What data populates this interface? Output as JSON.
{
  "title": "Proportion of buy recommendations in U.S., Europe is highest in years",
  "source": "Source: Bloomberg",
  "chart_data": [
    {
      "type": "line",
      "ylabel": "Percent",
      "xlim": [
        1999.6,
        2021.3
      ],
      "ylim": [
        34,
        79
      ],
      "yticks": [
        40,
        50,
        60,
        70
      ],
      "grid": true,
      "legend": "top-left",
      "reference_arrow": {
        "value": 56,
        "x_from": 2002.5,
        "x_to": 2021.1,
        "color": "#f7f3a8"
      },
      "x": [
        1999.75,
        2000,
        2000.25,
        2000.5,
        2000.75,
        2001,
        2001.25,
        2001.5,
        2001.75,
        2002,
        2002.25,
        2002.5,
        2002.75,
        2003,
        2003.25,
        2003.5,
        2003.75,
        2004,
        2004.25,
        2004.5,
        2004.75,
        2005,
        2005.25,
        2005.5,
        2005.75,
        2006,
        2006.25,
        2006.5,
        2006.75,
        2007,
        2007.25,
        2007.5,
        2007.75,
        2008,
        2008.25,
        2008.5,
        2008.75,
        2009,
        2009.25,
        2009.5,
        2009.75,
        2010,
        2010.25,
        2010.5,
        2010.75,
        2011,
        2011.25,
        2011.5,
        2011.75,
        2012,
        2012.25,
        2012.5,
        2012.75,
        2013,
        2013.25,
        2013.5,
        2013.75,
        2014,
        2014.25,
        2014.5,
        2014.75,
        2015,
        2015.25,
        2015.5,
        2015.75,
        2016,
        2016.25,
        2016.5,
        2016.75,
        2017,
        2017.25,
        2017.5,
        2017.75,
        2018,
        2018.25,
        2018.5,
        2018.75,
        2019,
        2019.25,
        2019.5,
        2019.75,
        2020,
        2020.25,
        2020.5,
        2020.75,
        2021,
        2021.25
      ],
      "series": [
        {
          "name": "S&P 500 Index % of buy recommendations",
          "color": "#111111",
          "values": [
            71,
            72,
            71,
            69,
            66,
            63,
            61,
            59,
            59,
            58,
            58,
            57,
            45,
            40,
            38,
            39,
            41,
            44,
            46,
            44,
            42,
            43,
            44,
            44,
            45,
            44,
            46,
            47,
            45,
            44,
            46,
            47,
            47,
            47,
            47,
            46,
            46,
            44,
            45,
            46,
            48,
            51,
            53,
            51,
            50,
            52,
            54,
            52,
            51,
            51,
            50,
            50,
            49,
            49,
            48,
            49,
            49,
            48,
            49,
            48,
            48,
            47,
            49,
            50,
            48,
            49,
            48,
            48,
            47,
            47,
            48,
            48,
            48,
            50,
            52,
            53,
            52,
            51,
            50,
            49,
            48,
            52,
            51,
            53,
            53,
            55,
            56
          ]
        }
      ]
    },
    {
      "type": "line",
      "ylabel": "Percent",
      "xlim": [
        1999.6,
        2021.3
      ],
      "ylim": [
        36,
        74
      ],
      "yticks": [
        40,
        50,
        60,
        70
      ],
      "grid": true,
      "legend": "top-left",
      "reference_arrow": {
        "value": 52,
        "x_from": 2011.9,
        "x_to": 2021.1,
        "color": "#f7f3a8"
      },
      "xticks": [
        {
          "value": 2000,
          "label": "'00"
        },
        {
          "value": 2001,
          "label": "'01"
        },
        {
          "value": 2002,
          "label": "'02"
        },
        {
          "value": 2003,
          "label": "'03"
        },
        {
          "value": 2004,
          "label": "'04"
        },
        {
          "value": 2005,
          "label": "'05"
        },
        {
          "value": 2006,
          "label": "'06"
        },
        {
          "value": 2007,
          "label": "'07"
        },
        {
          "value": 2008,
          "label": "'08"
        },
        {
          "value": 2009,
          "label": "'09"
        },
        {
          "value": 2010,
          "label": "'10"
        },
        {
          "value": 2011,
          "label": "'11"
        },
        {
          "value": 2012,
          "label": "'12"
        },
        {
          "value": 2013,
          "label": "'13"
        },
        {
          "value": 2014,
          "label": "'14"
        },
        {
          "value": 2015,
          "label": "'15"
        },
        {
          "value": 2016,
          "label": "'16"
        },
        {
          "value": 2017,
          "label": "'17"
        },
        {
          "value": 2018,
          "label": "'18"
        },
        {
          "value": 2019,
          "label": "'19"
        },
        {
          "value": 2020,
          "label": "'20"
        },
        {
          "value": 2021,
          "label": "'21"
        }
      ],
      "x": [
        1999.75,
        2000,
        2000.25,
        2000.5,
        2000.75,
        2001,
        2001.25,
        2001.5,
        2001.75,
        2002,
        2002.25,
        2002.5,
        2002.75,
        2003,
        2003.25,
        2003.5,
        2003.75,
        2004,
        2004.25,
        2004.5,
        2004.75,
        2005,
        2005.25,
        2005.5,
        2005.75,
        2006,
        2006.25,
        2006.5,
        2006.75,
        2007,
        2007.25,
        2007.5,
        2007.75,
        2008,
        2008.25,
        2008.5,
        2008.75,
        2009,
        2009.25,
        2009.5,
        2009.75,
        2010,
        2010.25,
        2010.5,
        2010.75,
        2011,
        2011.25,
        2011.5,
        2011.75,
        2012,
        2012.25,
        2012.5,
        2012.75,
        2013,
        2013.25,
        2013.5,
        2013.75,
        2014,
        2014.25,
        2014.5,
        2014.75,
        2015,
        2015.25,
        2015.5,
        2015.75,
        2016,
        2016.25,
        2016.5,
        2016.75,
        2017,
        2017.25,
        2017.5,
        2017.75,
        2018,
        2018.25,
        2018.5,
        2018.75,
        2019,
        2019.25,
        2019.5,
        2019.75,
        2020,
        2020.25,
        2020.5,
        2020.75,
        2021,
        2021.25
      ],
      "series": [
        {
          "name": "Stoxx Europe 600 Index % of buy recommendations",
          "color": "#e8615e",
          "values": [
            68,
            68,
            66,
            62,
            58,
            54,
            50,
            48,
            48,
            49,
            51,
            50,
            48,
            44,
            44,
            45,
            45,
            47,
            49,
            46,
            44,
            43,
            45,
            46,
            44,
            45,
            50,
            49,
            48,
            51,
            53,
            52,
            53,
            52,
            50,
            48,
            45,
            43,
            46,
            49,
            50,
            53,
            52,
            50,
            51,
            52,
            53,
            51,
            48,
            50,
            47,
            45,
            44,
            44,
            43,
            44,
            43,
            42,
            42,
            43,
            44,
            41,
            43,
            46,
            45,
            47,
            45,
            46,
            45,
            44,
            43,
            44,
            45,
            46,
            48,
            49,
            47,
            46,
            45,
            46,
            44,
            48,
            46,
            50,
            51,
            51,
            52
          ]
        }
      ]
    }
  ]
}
______________________________
-- DIRECTIONS FOR THIS TASK --
Every line above needs to be retyped exactly.

-- TASK ANSWER --
What data populates this interface? Output as JSON.
{
  "title": "Proportion of buy recommendations in U.S., Europe is highest in years",
  "source": "Source: Bloomberg",
  "chart_data": [
    {
      "type": "line",
      "ylabel": "Percent",
      "xlim": [
        1999.6,
        2021.3
      ],
      "ylim": [
        34,
        79
      ],
      "yticks": [
        40,
        50,
        60,
        70
      ],
      "grid": true,
      "legend": "top-left",
      "reference_arrow": {
        "value": 56,
        "x_from": 2002.5,
        "x_to": 2021.1,
        "color": "#f7f3a8"
      },
      "x": [
        1999.75,
        2000,
        2000.25,
        2000.5,
        2000.75,
        2001,
        2001.25,
        2001.5,
        2001.75,
        2002,
        2002.25,
        2002.5,
        2002.75,
        2003,
        2003.25,
        2003.5,
        2003.75,
        2004,
        2004.25,
        2004.5,
        2004.75,
        2005,
        2005.25,
        2005.5,
        2005.75,
        2006,
        2006.25,
        2006.5,
        2006.75,
        2007,
        2007.25,
        2007.5,
        2007.75,
        2008,
        2008.25,
        2008.5,
        2008.75,
        2009,
        2009.25,
        2009.5,
        2009.75,
        2010,
        2010.25,
        2010.5,
        2010.75,
        2011,
        2011.25,
        2011.5,
        2011.75,
        2012,
        2012.25,
        2012.5,
        2012.75,
        2013,
        2013.25,
        2013.5,
        2013.75,
        2014,
        2014.25,
        2014.5,
        2014.75,
        2015,
        2015.25,
        2015.5,
        2015.75,
        2016,
        2016.25,
        2016.5,
        2016.75,
        2017,
        2017.25,
        2017.5,
        2017.75,
        2018,
        2018.25,
        2018.5,
        2018.75,
        2019,
        2019.25,
        2019.5,
        2019.75,
        2020,
        2020.25,
        2020.5,
        2020.75,
        2021,
        2021.25
      ],
      "series": [
        {
          "name": "S&P 500 Index % of buy recommendations",
          "color": "#111111",
          "values": [
            71,
            72,
            71,
            69,
            66,
            63,
            61,
            59,
            59,
            58,
            58,
            57,
            45,
            40,
            38,
            39,
            41,
            44,
            46,
            44,
            42,
            43,
            44,
            44,
            45,
            44,
            46,
            47,
            45,
            44,
            46,
            47,
            47,
            47,
            47,
            46,
            46,
            44,
            45,
            46,
            48,
            51,
            53,
            51,
            50,
            52,
            54,
            52,
            51,
            51,
            50,
            50,
            49,
            49,
            48,
            49,
            49,
            48,
            49,
            48,
            48,
            47,
            49,
            50,
            48,
            49,
            48,
            48,
            47,
            47,
            48,
            48,
            48,
            50,
            52,
            53,
            52,
            51,
            50,
            49,
            48,
            52,
            51,
            53,
            53,
            55,
            56
          ]
        }
      ]
    },
    {
      "type": "line",
      "ylabel": "Percent",
      "xlim": [
        1999.6,
        2021.3
      ],
      "ylim": [
        36,
        74
      ],
      "yticks": [
        40,
        50,
        60,
        70
      ],
      "grid": true,
      "legend": "top-left",
      "reference_arrow": {
        "value": 52,
        "x_from": 2011.9,
        "x_to": 2021.1,
        "color": "#f7f3a8"
      },
      "xticks": [
        {
          "value": 2000,
          "label": "'00"
        },
        {
          "value": 2001,
          "label": "'01"
        },
        {
          "value": 2002,
          "label": "'02"
        },
        {
          "value": 2003,
          "label": "'03"
        },
        {
          "value": 2004,
          "label": "'04"
        },
        {
          "value": 2005,
          "label": "'05"
        },
        {
          "value": 2006,
          "label": "'06"
        },
        {
          "value": 2007,
          "label": "'07"
        },
        {
          "value": 2008,
          "label": "'08"
        },
        {
          "value": 2009,
          "label": "'09"
        },
        {
          "value": 2010,
          "label": "'10"
        },
        {
          "value": 2011,
          "label": "'11"
        },
        {
          "value": 2012,
          "label": "'12"
        },
        {
          "value": 2013,
          "label": "'13"
        },
        {
          "value": 2014,
          "label": "'14"
        },
        {
          "value": 2015,
          "label": "'15"
        },
        {
          "value": 2016,
          "label": "'16"
        },
        {
          "value": 2017,
          "label": "'17"
        },
        {
          "value": 2018,
          "label": "'18"
        },
        {
          "value": 2019,
          "label": "'19"
        },
        {
          "value": 2020,
          "label": "'20"
        },
        {
          "value": 2021,
          "label": "'21"
        }
      ],
      "x": [
        1999.75,
        2000,
        2000.25,
        2000.5,
        2000.75,
        2001,
        2001.25,
        2001.5,
        2001.75,
        2002,
        2002.25,
        2002.5,
        2002.75,
        2003,
        2003.25,
        2003.5,
        2003.75,
        2004,
        2004.25,
        2004.5,
        2004.75,
        2005,
        2005.25,
        2005.5,
        2005.75,
        2006,
        2006.25,
        2006.5,
        2006.75,
        2007,
        2007.25,
        2007.5,
        2007.75,
        2008,
        2008.25,
        2008.5,
        2008.75,
        2009,
        2009.25,
        2009.5,
        2009.75,
        2010,
        2010.25,
        2010.5,
        2010.75,
        2011,
        2011.25,
        2011.5,
        2011.75,
        2012,
        2012.25,
        2012.5,
        2012.75,
        2013,
        2013.25,
        2013.5,
        2013.75,
        2014,
        2014.25,
        2014.5,
        2014.75,
        2015,
        2015.25,
        2015.5,
        2015.75,
        2016,
        2016.25,
        2016.5,
        2016.75,
        2017,
        2017.25,
        2017.5,
        2017.75,
        2018,
        2018.25,
        2018.5,
        2018.75,
        2019,
        2019.25,
        2019.5,
        2019.75,
        2020,
        2020.25,
        2020.5,
        2020.75,
        2021,
        2021.25
      ],
      "series": [
        {
          "name": "Stoxx Europe 600 Index % of buy recommendations",
          "color": "#e8615e",
          "values": [
            68,
            68,
            66,
            62,
            58,
            54,
            50,
            48,
            48,
            49,
            51,
            50,
            48,
            44,
            44,
            45,
            45,
            47,
            49,
            46,
            44,
            43,
            45,
            46,
            44,
            45,
            50,
            49,
            48,
            51,
            53,
            52,
            53,
            52,
            50,
            48,
            45,
            43,
            46,
            49,
            50,
            53,
            52,
            50,
            51,
            52,
            53,
            51,
            48,
            50,
            47,
            45,
            44,
            44,
            43,
            44,
            43,
            42,
            42,
            43,
            44,
            41,
            43,
            46,
            45,
            47,
            45,
            46,
            45,
            44,
            43,
            44,
            45,
            46,
            48,
            49,
            47,
            46,
            45,
            46,
            44,
            48,
            46,
            50,
            51,
            51,
            52
          ]
        }
      ]
    }
  ]
}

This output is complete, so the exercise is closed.